# Who is the best warrior among the descendants of Finwe?



## Turin_Turambar (Oct 25, 2022)

Which of the descendants of Finwe do you think is the greatest warrior? I think maglor because he survived all the wars of Beleriand, including the War of Wrath.


----------



## 🍀Yavanna Kementári🍀 (Oct 25, 2022)

Ecthelion of the Fountain said:


> he survived all the wars of Beleriand, including the War of Wrath.


And what of Maedhros? Surely he must have also?


----------



## Turin_Turambar (Oct 25, 2022)

Nienna Qalme-Tári said:


> And what of Maedhros? Surely he must have also?


yes true. but maglor seems to me a more attractive character for some reason.


----------



## Ent (Oct 25, 2022)

Luke Skywalker: "I'm looking for a great warrior". 
Yoda: "Wars not make one great." 

The Ent: "Define 'best' please".

Computer: "Non-sequitur: does not compute."


----------



## Sons of the Woodland King (Oct 25, 2022)

I feel much of this comes down to a matter of preference and speculation, but I went with my gut and based on my limited knowledge, I voted for Fingon. He was known for his valor and skill in battle, and there was much proof of this in his deeds throughout the battles he participated in until his death. He may have lost in combat against Gothmog, but he was essentially ganged up on by two balrogs, and this happened in the middle of the bloody chaos of Nirnaeth Arnoediad, where his kinsmen were being slaughtered left and right. I like to believe at least Fingon went down fighting as hard as he could, trying to save as much of his people as he can (a heroism he demonstrated when he rescued Maedhros). 

I personally refuse to even consider giving "best warrior" to the kinslayers/child killers who mowed down innocent people all for an oath to their villainous father. They can compete for "best murderers". (See my angst! 🤣)

I would also like to say that if we would base judgement on who survived longest, then Galadriel would obviously win. However, I don't believe I've ever found any proof of her actually fighting in any of the great battles of the First Age, and almost feel like she's the Waldo of the group. ("Where's Galadriel??") In fact, if anyone can explain to me exactly but concisely where Galadriel was during the wars (aside from residing in Doriath for a nonspecific time before migrating eastward with/without Celeborn), I would genuinely appreciate it. 😁


----------



## ZehnWaters (Oct 25, 2022)

A block of data
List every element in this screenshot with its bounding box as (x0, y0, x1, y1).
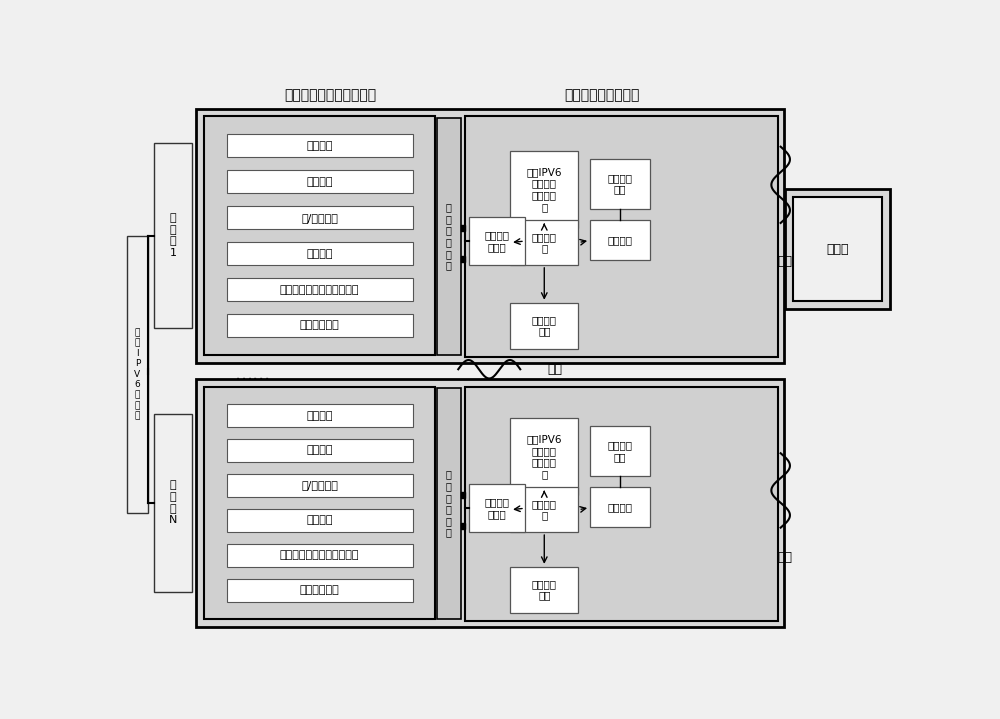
Bar (785, 190, 890, 308)
Text: 存储单元: 存储单元 (608, 235, 633, 245)
Text: 合/分闸单元: 合/分闸单元 (301, 213, 338, 223)
Text: 存储单元: 存储单元 (608, 503, 633, 513)
Text: 灭弧单元: 灭弧单元 (306, 249, 333, 259)
Bar (590, 220, 650, 260)
Bar (510, 151, 578, 228)
Text: 灭弧单元: 灭弧单元 (306, 516, 333, 526)
Text: 断
路
器
N: 断 路 器 N (169, 480, 177, 526)
Bar (461, 523, 465, 529)
Text: 微处理系
统: 微处理系 统 (532, 232, 557, 253)
Bar (227, 544, 413, 567)
Bar (154, 413, 192, 592)
Bar (510, 567, 578, 613)
Bar (590, 159, 650, 209)
Bar (437, 388, 461, 619)
Text: 液晶显示单元: 液晶显示单元 (300, 321, 339, 331)
Text: 输出显示
单元: 输出显示 单元 (532, 315, 557, 336)
Text: 电源电路
单元: 电源电路 单元 (608, 440, 633, 462)
Text: 电
磁
驱
动
系
统: 电 磁 驱 动 系 统 (446, 470, 452, 538)
Bar (461, 225, 465, 231)
Bar (590, 426, 650, 476)
Text: 脱扣单元: 脱扣单元 (306, 177, 333, 187)
Bar (227, 170, 413, 193)
Text: 手动单元: 手动单元 (306, 411, 333, 421)
Bar (127, 236, 148, 513)
Text: 无线: 无线 (548, 363, 563, 376)
Text: 监控室: 监控室 (826, 242, 849, 256)
Bar (510, 487, 578, 532)
Text: 脱扣单元: 脱扣单元 (306, 446, 333, 456)
Bar (204, 387, 435, 619)
Bar (461, 492, 465, 498)
Bar (510, 303, 578, 349)
Bar (469, 217, 525, 265)
Text: 输出显示
单元: 输出显示 单元 (532, 579, 557, 600)
Text: 基
于
I
P
V
6
自
组
网: 基 于 I P V 6 自 组 网 (134, 328, 140, 421)
Text: 无线: 无线 (778, 255, 793, 267)
Bar (465, 387, 778, 620)
Bar (227, 579, 413, 602)
Bar (227, 314, 413, 337)
Bar (196, 109, 784, 362)
Bar (227, 474, 413, 497)
Bar (227, 439, 413, 462)
Bar (510, 418, 578, 495)
Bar (227, 134, 413, 157)
Bar (469, 485, 525, 532)
Text: 电源电路
单元: 电源电路 单元 (608, 173, 633, 194)
Text: ……: …… (235, 366, 271, 384)
Bar (196, 379, 784, 627)
Text: 无线: 无线 (778, 551, 793, 564)
Bar (590, 487, 650, 528)
Bar (793, 197, 882, 301)
Text: 智能断路器主体结构单元: 智能断路器主体结构单元 (284, 88, 376, 102)
Bar (461, 256, 465, 262)
Bar (204, 116, 435, 355)
Bar (510, 220, 578, 265)
Text: 三相电路电压电流检测单元: 三相电路电压电流检测单元 (280, 550, 359, 560)
Text: 液晶显示单元: 液晶显示单元 (300, 585, 339, 595)
Text: 手动单元: 手动单元 (306, 141, 333, 151)
Text: 电
磁
驱
动
系
统: 电 磁 驱 动 系 统 (446, 203, 452, 270)
Bar (437, 118, 461, 355)
Bar (465, 116, 778, 357)
Text: 三相电路电压电流检测单元: 三相电路电压电流检测单元 (280, 285, 359, 295)
Text: 智能脱扣
器单元: 智能脱扣 器单元 (484, 498, 510, 519)
Bar (227, 404, 413, 427)
Text: 智能断路器控制单元: 智能断路器控制单元 (564, 88, 639, 102)
Text: 合/分闸单元: 合/分闸单元 (301, 480, 338, 490)
Bar (154, 143, 192, 328)
Bar (227, 278, 413, 301)
Bar (227, 206, 413, 229)
Text: 微处理系
统: 微处理系 统 (532, 499, 557, 521)
Text: 基于IPV6
自组网无
线通信模
块: 基于IPV6 自组网无 线通信模 块 (527, 434, 562, 479)
Bar (227, 242, 413, 265)
Bar (227, 509, 413, 532)
Text: 智能脱扣
器单元: 智能脱扣 器单元 (484, 230, 510, 252)
Text: 基于IPV6
自组网无
线通信模
块: 基于IPV6 自组网无 线通信模 块 (527, 167, 562, 212)
Text: 断
路
器
1: 断 路 器 1 (170, 214, 177, 258)
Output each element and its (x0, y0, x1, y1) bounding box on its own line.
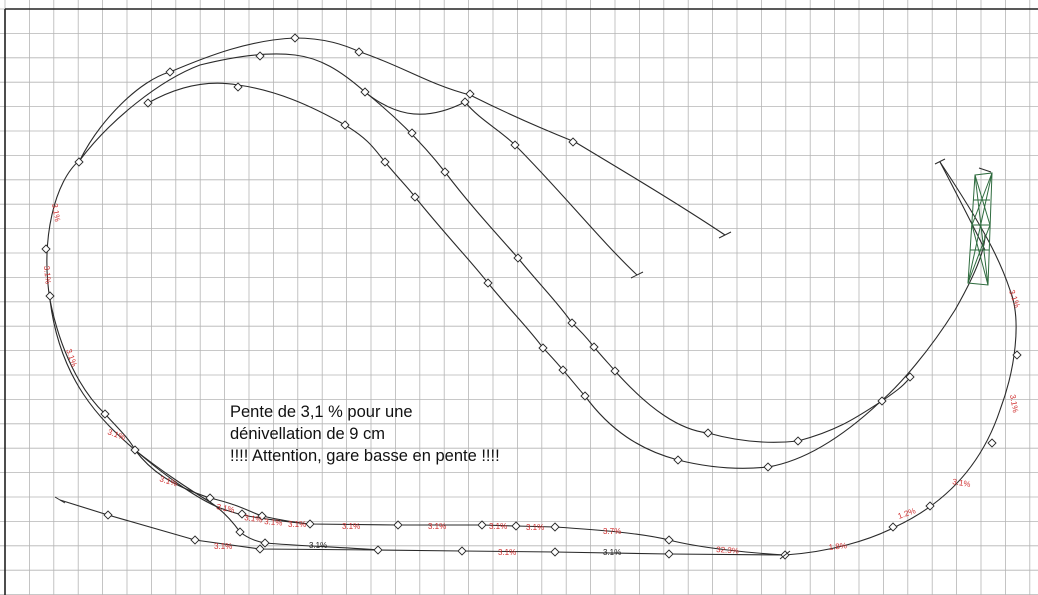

**TASKS:**
1. In the entries, repeat every line from the one containing "Bar (785, 190, 890, 308)" down to the one containing "Text: 手动单元: 手动单元 (306, 411, 333, 421)", keeping both of those lines.
2. Write the next part of the forum thread about which descendant of Finwe is the best warrior, picking up from its final line.

**OUTPUTS:**
1.
Bar (785, 190, 890, 308)
Text: 存储单元: 存储单元 (608, 235, 633, 245)
Text: 合/分闸单元: 合/分闸单元 (301, 213, 338, 223)
Text: 存储单元: 存储单元 (608, 503, 633, 513)
Text: 灭弧单元: 灭弧单元 (306, 249, 333, 259)
Bar (590, 220, 650, 260)
Bar (510, 151, 578, 228)
Text: 灭弧单元: 灭弧单元 (306, 516, 333, 526)
Text: 断
路
器
N: 断 路 器 N (169, 480, 177, 526)
Bar (461, 523, 465, 529)
Text: 微处理系
统: 微处理系 统 (532, 232, 557, 253)
Bar (227, 544, 413, 567)
Bar (154, 413, 192, 592)
Bar (510, 567, 578, 613)
Bar (590, 159, 650, 209)
Bar (437, 388, 461, 619)
Text: 液晶显示单元: 液晶显示单元 (300, 321, 339, 331)
Text: 输出显示
单元: 输出显示 单元 (532, 315, 557, 336)
Text: 电源电路
单元: 电源电路 单元 (608, 440, 633, 462)
Text: 电
磁
驱
动
系
统: 电 磁 驱 动 系 统 (446, 470, 452, 538)
Bar (461, 225, 465, 231)
Bar (590, 426, 650, 476)
Text: 脱扣单元: 脱扣单元 (306, 177, 333, 187)
Bar (227, 170, 413, 193)
Text: 手动单元: 手动单元 (306, 411, 333, 421)

2.
I mean...Fingolfin, but we're talking the second generation. Fingon, Turgon, Argon, and Aegnor all qualify to some degree.


----------



## 🍀Yavanna Kementári🍀 (Oct 25, 2022)

ZehnWaters said:


> I mean...Fingolfin, but we're talking the second generation. Fingon, Turgon, Argon, and Aegnor all qualify to some degree.


In that case, we could say they _all_ qualify to some degree. Each had their own set of traits that made them stand out from one another.

To put it in the words of a certain Valie...

_"All have their worth, and each contributes to the worth of the others."_


----------



## Rōmānus (Oct 31, 2022)

Ecthelion of the Fountain said:


> Which of the descendants of Finwe do you think is the greatest warrior? I think maglor because he survived all the wars of Beleriand, including the War of Wrath.


I’d say Fingon as he was atop Morgoth’s hit list and when he died he was holding his own against a Maia (balrog) before another smashed his brains in from behind with an axe.


----------



## d4rk3lf (Nov 5, 2022)

Feanor for me (for some reason, he is not on the list) 
Fingolfin as a close second (for some weird reason, he is not on the list too)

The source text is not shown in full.